* **What is asked**
Lift out all lines below that contain "over".

* **Provided information**
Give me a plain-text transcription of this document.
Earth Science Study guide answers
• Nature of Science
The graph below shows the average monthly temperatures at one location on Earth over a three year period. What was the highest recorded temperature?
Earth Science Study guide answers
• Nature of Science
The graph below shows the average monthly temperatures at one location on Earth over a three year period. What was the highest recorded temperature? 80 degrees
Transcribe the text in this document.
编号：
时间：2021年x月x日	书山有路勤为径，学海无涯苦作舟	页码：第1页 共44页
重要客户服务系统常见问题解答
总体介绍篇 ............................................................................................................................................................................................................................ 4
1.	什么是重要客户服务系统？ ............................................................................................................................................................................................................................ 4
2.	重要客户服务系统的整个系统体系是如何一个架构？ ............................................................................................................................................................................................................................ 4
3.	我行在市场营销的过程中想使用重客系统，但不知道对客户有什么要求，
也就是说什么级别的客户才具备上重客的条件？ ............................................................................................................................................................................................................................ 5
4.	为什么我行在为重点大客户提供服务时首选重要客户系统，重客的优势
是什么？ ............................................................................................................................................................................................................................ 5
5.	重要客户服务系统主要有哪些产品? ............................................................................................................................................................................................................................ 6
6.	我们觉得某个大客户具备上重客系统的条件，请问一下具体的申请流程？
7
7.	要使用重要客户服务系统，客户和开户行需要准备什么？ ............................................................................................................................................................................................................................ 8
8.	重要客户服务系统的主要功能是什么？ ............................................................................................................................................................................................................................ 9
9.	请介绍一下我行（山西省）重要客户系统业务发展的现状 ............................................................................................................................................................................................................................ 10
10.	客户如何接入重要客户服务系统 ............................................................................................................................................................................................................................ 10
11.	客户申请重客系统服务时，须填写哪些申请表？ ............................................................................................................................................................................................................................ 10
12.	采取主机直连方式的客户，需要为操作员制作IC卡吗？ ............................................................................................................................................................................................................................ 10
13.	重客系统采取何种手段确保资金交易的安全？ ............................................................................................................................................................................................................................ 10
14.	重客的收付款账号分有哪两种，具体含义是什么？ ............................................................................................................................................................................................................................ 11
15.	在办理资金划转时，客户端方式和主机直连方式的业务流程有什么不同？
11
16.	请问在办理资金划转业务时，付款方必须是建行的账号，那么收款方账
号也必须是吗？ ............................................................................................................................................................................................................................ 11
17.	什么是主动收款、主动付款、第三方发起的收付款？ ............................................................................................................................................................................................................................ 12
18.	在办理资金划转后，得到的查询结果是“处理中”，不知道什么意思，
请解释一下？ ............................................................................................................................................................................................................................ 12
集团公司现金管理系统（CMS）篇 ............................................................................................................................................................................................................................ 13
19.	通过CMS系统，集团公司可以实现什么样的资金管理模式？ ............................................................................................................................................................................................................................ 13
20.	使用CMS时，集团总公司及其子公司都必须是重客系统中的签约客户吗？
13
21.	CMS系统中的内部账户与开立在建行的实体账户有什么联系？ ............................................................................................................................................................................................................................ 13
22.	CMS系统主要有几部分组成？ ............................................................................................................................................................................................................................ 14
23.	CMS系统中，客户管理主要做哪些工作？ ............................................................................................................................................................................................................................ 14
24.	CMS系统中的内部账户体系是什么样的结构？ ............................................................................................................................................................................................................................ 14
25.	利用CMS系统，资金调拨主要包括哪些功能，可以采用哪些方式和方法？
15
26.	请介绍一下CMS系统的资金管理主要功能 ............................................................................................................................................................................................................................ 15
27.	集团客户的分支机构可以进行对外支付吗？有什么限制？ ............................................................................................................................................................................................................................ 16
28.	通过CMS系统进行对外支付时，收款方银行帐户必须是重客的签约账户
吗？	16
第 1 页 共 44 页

* **Output**
The graph below shows the average monthly temperatures at one location on Earth over a three year period. What was the highest recorded temperature?
The graph below shows the average monthly temperatures at one location on Earth over a three year period. What was the highest recorded temperature? 80 degrees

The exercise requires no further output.